City of Bremerton v. Bremerton Water & Power Co.

88 Wash. 362 | Wash. | 1915

Bausman, J.

In 1902 the town of Bremerton, now a city of the third class, granted to H. Orchard and his assigns a thirty-year franchise for the sale of water to the town and its inhabitants. The contested feature in this franchise was § 2, of which we have italicized the most material portions:

“The rights hereby granted to the said grantees by the first section of this ordinance shall be for the period of thirty years after the passage and approval of this ordinance and after the acceptance of the same by the grantees. Provided, however, that at the expiration of ten years from the date of the acceptance of this franchise for the said system of waterworks, the town of Bremerton, or its legal successors, shall have the right to purchase the entire system of waterworks, herein authorized and provided for, at the price upon which said system at the expiration of said ten years and at the time of the proposed purchase, is paying eight per centum, net, per annum, or twelve and a half (19^/^) times the net annual revenue at the expiration of ten years, talcing as such annual revenue the average for three years, including the tenth year. Providing, that if the town of Bremerton and H. Orchard, his heirs, successors and assigns, shall be unable to agree upon the price to be paid for the plant at the expiration of ten (10) years, then the price shall be determined by appraisers, to be selected as follows, viz.: The owner or owners of said plant to name one, the town of Bremerton to name another, these two to select a third; but none of such appraisers shall be residents or owners of any property in the town of Bremerton, or the owners of any stock of the corporation owning said plant at the time of the selection or of any action taken in the premises and the price to be agreed upon and fixed by said appraisers shall not exceed ten (10) per cent above the actual cost of said plant, including the cost of betterments that may have been added thereto; provided, also, that in estimating the value of said plant the *365value of right-of-way or any other concession hereby granted shall not be considered.”

Orchard assigned this franchise to the Pacific Coast Pipe Company, which in turn assigned it in 1906 to Messrs. Garrison and Fisher (not to be confounded with the incorporated respondent intervener). These persons assigned it to the Bremerton Water & Power Company, respondent, and finally that corporation assigned it to the incorporated respondent and intervener, Garrison-Fisher Company.

In 1912 the city, resolving to buy this plant, passed the following resolution, a portion of which also we have italicized:

“Resolved, That it is the intention of the city council to avail itself of its option to buy the said plant and that the city of Bremerton stands ready to pay to the Bremerton Water & Power Company for the same, the actual cost of said plant, plus ten per cent as in the said franchise provided. The said amount to be determined by the finding that may be made by the Public Utilities Commission of Washington as the actual cost of same. If the said Bremerton Water & Power Company will not abide by the finding of the said commission, the city council stands ready to arbitrate the matter under the provisions of the said franchise and is now prepared to name its arbitrator.
“Resolved further, that a copy of this resolution shall be delivered to the local manager of the said Bremerton Water & Power Company, and the said company is hereby requested to reply thereto at the next meeting of this council, in order that the council may make such preparations as may be necessary to complete the said purchase.”

Controversies arose not only as to the right of the city to buy at all, but as to the basis of payment as well, the city becoming plaintiff in this, an action for specific performance. The lower court, on March 27, 1915, sustained the city’s action on condition of its paying respondent $219,-552.30 before July 1, 1915. From this decree the city appealed as allowing too much, and the respondent cross-appellant as allowing too little.

_DATA SUPPLIED_
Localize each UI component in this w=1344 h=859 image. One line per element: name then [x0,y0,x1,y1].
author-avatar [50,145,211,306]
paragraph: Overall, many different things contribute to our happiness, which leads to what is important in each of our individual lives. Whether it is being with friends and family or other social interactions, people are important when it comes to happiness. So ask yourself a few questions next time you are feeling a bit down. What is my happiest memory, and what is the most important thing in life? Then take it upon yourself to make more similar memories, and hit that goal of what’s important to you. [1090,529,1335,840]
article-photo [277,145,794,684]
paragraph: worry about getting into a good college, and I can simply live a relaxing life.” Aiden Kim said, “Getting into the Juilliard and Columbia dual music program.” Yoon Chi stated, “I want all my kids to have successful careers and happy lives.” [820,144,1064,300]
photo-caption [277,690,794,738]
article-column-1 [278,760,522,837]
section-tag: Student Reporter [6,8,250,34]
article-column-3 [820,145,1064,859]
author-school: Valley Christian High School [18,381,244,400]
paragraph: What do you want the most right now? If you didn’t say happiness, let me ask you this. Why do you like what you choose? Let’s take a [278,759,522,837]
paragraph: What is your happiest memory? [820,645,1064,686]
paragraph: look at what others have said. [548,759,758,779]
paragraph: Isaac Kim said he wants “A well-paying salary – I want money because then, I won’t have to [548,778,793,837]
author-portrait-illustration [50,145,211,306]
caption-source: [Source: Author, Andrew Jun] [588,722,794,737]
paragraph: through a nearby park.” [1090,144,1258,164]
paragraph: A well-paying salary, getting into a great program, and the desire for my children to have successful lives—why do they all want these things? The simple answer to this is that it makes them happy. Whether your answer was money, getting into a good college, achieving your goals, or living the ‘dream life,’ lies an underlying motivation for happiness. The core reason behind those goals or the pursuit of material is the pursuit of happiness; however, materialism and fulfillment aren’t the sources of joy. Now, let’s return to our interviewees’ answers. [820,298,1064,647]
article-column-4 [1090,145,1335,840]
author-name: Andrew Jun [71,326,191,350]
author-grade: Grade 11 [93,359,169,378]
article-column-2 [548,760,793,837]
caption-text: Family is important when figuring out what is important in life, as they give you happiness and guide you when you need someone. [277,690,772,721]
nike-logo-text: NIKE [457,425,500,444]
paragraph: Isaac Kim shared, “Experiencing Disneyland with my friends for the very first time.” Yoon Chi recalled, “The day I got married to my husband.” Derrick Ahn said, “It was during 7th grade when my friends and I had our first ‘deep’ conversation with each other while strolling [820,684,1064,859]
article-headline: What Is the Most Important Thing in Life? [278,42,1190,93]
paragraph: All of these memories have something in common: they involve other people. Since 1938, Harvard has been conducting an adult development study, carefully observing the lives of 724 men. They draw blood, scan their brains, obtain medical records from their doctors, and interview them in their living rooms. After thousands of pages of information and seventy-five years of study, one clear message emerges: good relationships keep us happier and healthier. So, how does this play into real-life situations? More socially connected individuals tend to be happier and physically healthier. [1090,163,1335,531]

_EXERCISES_
1) Quote the court opinion word for word, starting with "Controversies arose not" and going on through "allowing too little.".
2) According to the court opinion, to which company did the Bremerton Water & Power Company finally assign the franchise?
The material comes from a different source than the court opinion.

_WRITTEN ANSWERS_
1)
Controversies arose not only as to the right of the city to buy at all, but as to the basis of payment as well, the city becoming plaintiff in this, an action for specific performance. The lower court, on March 27, 1915, sustained the city’s action on condition of its paying respondent $219,-552.30 before July 1, 1915. From this decree the city appealed as allowing too much, and the respondent cross-appellant as allowing too little.

2) Garrison-Fisher Company